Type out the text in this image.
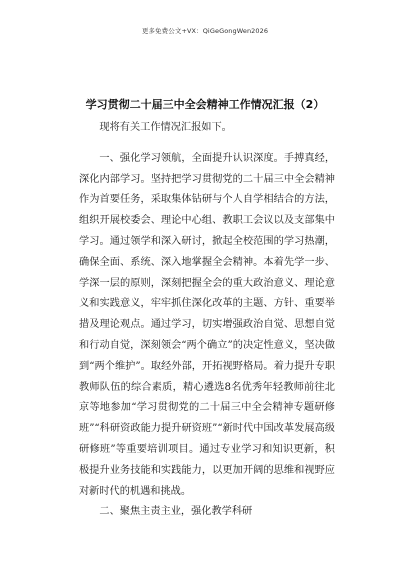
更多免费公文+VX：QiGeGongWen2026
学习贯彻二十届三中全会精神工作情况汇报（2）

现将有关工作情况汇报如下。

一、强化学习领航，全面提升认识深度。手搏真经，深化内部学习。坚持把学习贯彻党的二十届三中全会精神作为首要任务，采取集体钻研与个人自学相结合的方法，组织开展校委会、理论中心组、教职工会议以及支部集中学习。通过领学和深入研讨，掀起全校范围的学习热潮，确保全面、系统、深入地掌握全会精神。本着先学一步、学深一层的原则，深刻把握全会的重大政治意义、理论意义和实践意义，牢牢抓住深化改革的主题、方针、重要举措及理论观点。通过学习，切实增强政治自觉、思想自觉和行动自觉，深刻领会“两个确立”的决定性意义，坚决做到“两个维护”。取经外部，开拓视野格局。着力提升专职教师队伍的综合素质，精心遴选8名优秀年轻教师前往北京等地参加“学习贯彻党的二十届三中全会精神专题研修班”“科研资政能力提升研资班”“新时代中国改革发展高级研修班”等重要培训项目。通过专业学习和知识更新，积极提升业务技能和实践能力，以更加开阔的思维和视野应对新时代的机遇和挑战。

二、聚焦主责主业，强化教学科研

━━━━━━━━

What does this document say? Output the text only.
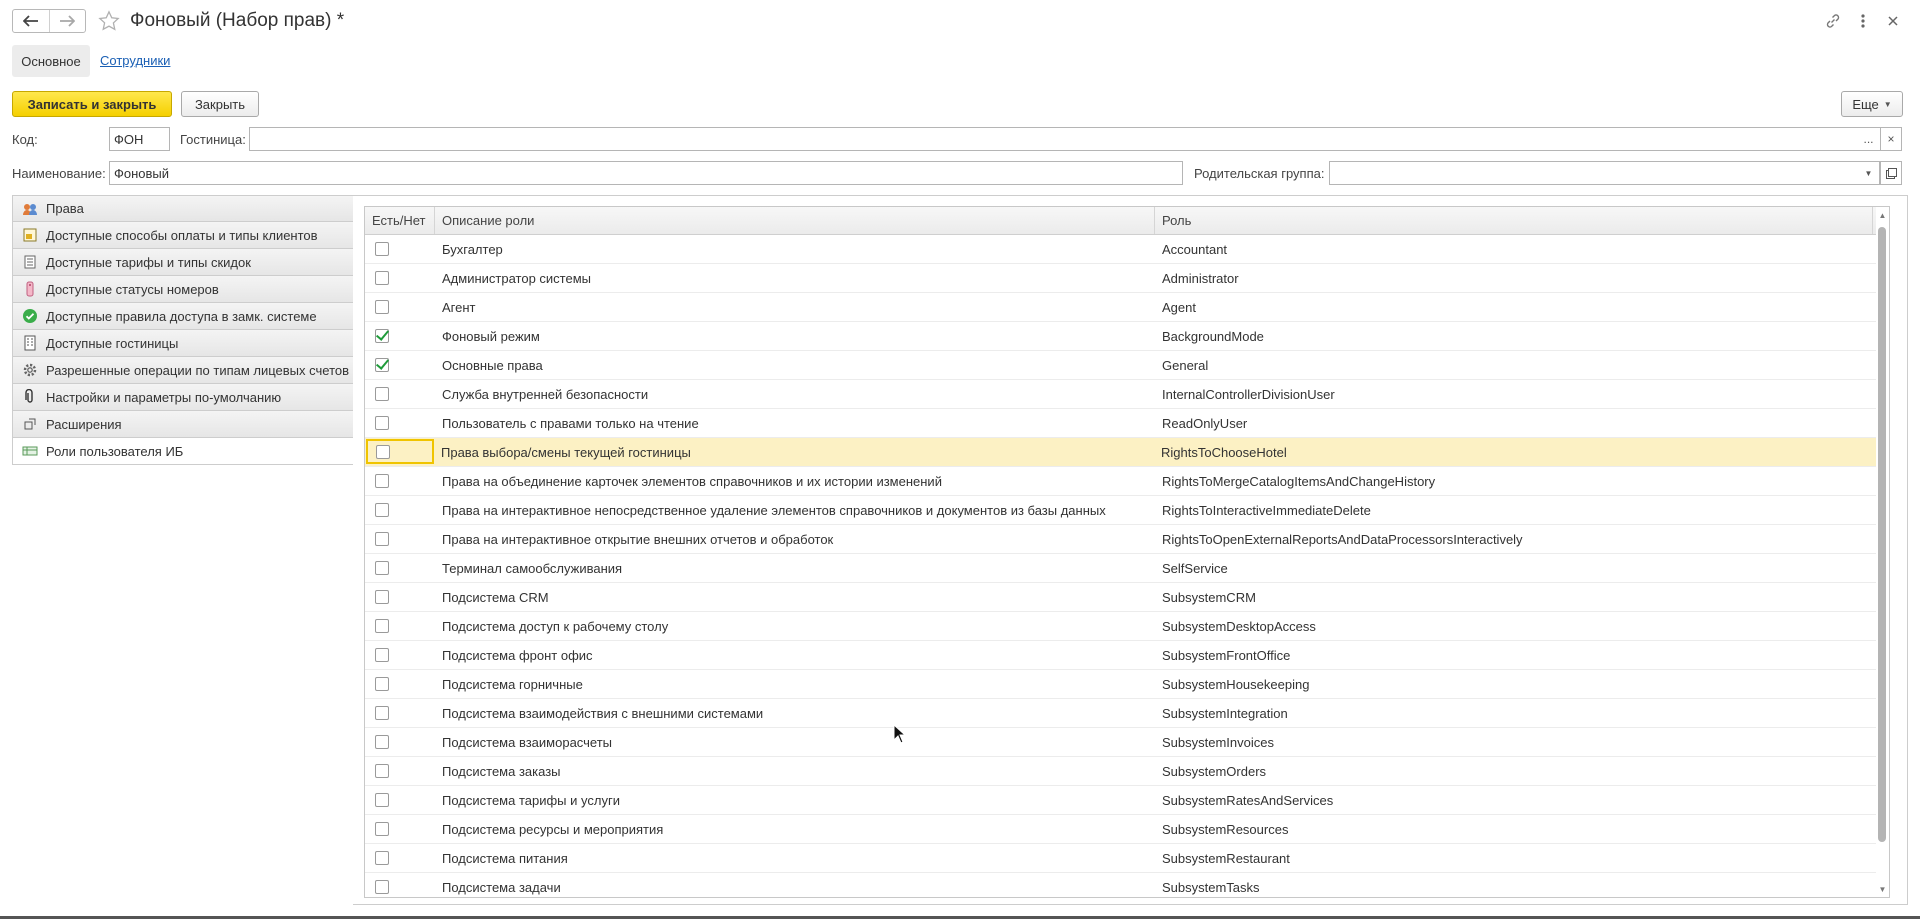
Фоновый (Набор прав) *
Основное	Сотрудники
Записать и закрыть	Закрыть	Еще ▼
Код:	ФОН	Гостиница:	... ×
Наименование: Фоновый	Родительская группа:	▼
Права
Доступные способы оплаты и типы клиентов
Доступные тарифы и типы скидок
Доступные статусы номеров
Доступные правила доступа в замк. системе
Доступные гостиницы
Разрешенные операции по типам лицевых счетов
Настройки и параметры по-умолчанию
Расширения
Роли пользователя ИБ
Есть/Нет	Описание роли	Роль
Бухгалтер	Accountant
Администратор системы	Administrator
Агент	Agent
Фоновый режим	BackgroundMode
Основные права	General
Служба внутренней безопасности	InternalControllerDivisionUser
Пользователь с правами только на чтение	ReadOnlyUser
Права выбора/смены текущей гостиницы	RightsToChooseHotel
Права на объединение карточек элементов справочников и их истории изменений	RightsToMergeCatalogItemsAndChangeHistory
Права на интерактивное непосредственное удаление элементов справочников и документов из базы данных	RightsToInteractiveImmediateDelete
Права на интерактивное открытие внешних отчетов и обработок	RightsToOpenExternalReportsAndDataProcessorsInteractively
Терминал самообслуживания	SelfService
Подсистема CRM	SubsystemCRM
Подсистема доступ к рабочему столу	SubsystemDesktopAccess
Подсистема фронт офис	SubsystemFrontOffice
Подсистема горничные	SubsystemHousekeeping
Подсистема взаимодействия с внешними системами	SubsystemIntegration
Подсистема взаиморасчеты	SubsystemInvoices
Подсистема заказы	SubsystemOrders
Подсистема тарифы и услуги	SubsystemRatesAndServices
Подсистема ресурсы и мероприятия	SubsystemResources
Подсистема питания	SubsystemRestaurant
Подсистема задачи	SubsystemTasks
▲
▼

━━━━━━━━

> **What the task requires**:
All lines that include "интерактивное" are to be gathered and copied.

> **Answer for this exercise**:
Права на интерактивное непосредственное удаление элементов справочников и документов из базы данных	RightsToInteractiveImmediateDelete
Права на интерактивное открытие внешних отчетов и обработок	RightsToOpenExternalReportsAndDataProcessorsInteractively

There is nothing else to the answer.